▶ Work required
Without the pictures, return each record as it appears.

▶ Listed entries
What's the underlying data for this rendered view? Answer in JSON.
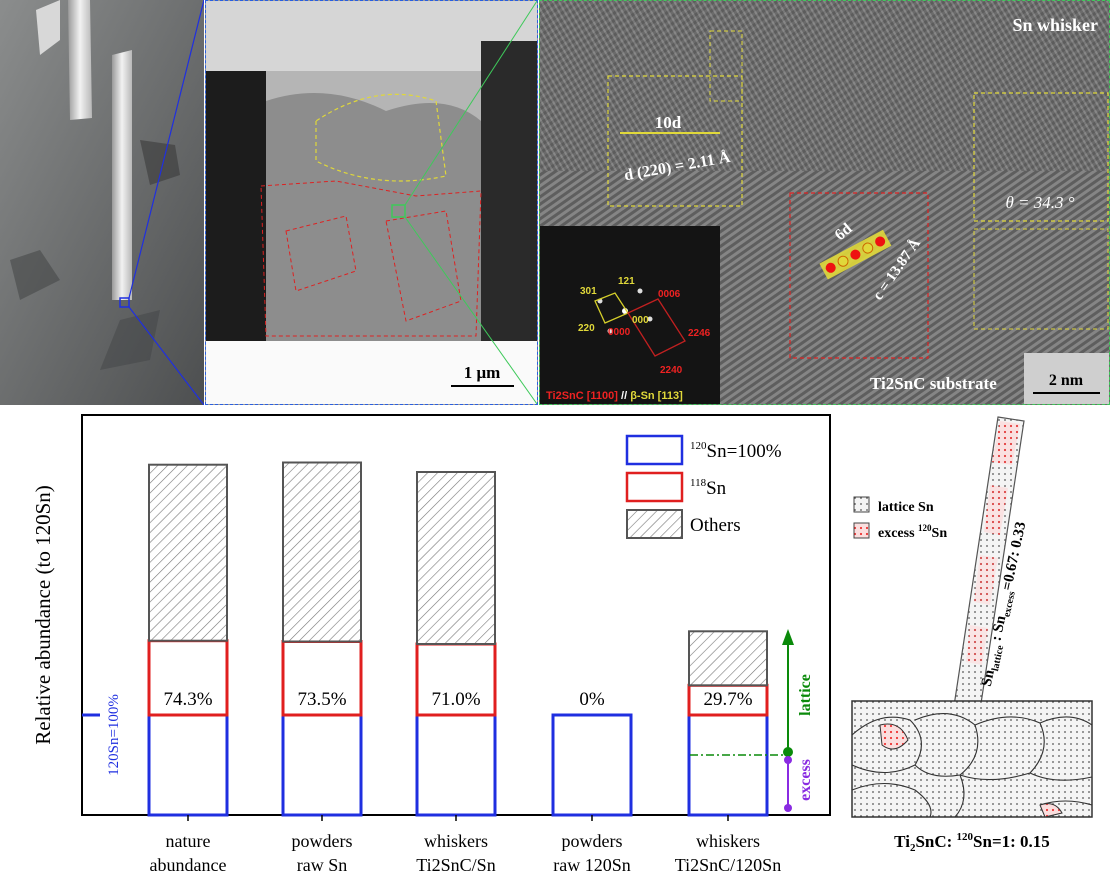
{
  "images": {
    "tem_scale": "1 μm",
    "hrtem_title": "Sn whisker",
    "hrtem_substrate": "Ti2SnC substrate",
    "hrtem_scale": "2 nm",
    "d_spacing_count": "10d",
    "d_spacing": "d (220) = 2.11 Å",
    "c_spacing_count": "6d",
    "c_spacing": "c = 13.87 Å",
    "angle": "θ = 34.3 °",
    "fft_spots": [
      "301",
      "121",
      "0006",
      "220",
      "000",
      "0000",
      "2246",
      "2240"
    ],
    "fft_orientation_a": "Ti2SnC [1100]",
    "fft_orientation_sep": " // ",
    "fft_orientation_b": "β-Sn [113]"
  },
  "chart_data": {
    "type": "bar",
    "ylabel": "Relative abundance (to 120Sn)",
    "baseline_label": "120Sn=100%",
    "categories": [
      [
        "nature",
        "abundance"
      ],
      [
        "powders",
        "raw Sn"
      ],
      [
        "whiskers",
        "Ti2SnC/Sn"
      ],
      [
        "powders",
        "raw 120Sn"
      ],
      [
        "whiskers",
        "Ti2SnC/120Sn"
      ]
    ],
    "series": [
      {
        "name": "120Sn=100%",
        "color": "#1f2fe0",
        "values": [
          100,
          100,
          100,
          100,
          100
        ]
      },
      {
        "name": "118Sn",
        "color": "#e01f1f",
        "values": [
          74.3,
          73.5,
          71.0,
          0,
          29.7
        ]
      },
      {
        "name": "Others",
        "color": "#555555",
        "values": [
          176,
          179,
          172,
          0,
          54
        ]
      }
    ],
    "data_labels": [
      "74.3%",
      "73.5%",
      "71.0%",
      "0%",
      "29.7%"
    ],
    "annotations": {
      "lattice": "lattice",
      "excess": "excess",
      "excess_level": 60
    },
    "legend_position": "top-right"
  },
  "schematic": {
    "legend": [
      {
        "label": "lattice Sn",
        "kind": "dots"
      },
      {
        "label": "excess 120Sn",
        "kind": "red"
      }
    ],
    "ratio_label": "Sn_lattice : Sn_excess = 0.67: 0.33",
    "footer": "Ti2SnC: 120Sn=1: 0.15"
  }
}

▶ Written answer
What's the underlying data for this rendered view? Answer in JSON.
{
  "images": {
    "tem_scale": "1 μm",
    "hrtem_title": "Sn whisker",
    "hrtem_substrate": "Ti2SnC substrate",
    "hrtem_scale": "2 nm",
    "d_spacing_count": "10d",
    "d_spacing": "d (220) = 2.11 Å",
    "c_spacing_count": "6d",
    "c_spacing": "c = 13.87 Å",
    "angle": "θ = 34.3 °",
    "fft_spots": [
      "301",
      "121",
      "0006",
      "220",
      "000",
      "0000",
      "2246",
      "2240"
    ],
    "fft_orientation_a": "Ti2SnC [1100]",
    "fft_orientation_sep": " // ",
    "fft_orientation_b": "β-Sn [113]"
  },
  "chart_data": {
    "type": "bar",
    "ylabel": "Relative abundance (to 120Sn)",
    "baseline_label": "120Sn=100%",
    "categories": [
      [
        "nature",
        "abundance"
      ],
      [
        "powders",
        "raw Sn"
      ],
      [
        "whiskers",
        "Ti2SnC/Sn"
      ],
      [
        "powders",
        "raw 120Sn"
      ],
      [
        "whiskers",
        "Ti2SnC/120Sn"
      ]
    ],
    "series": [
      {
        "name": "120Sn=100%",
        "color": "#1f2fe0",
        "values": [
          100,
          100,
          100,
          100,
          100
        ]
      },
      {
        "name": "118Sn",
        "color": "#e01f1f",
        "values": [
          74.3,
          73.5,
          71.0,
          0,
          29.7
        ]
      },
      {
        "name": "Others",
        "color": "#555555",
        "values": [
          176,
          179,
          172,
          0,
          54
        ]
      }
    ],
    "data_labels": [
      "74.3%",
      "73.5%",
      "71.0%",
      "0%",
      "29.7%"
    ],
    "annotations": {
      "lattice": "lattice",
      "excess": "excess",
      "excess_level": 60
    },
    "legend_position": "top-right"
  },
  "schematic": {
    "legend": [
      {
        "label": "lattice Sn",
        "kind": "dots"
      },
      {
        "label": "excess 120Sn",
        "kind": "red"
      }
    ],
    "ratio_label": "Sn_lattice : Sn_excess = 0.67: 0.33",
    "footer": "Ti2SnC: 120Sn=1: 0.15"
  }
}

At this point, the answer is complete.